Search the data for the word "description" and copy every line that contains it.
[BEGIN MATERIAL SUPPLIED]
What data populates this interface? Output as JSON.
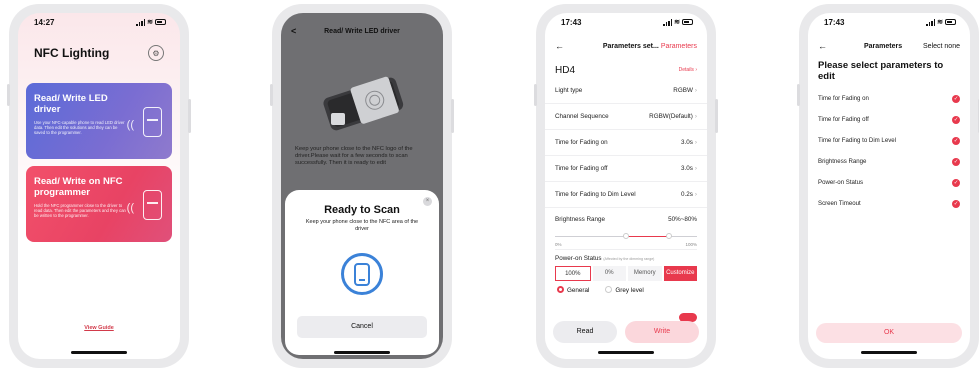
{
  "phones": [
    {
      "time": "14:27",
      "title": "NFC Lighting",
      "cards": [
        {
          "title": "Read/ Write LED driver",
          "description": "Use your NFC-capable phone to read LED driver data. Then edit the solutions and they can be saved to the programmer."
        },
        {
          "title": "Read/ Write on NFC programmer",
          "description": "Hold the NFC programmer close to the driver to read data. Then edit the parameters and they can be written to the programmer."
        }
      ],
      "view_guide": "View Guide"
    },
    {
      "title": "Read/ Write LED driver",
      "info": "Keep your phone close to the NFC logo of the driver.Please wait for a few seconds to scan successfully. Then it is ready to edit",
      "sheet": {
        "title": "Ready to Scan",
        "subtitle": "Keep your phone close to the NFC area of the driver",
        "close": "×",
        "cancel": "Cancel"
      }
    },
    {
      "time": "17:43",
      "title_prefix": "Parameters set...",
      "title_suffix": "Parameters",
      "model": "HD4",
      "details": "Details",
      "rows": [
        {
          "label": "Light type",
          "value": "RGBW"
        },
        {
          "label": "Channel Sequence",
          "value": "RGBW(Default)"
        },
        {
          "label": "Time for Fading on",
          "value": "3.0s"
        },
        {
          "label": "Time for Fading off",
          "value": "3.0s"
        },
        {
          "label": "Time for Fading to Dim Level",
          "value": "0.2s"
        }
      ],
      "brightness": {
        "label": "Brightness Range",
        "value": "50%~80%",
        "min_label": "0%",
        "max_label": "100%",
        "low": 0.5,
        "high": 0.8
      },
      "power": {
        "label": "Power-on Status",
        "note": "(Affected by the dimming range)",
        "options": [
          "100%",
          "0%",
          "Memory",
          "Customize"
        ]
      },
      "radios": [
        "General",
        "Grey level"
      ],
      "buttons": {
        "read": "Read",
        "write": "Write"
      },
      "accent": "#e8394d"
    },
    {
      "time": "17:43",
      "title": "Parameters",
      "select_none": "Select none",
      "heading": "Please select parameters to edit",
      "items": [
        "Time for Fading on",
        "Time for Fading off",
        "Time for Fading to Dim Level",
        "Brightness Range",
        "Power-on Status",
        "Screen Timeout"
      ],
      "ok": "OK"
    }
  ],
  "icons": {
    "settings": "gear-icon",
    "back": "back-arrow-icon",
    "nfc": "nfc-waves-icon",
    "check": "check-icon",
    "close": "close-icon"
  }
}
[END MATERIAL SUPPLIED]
■ WRITTEN ANSWER ■
          "description": "Use your NFC-capable phone to read LED driver data. Then edit the solutions and they can be saved to the programmer."
          "description": "Hold the NFC programmer close to the driver to read data. Then edit the parameters and they can be written to the programmer."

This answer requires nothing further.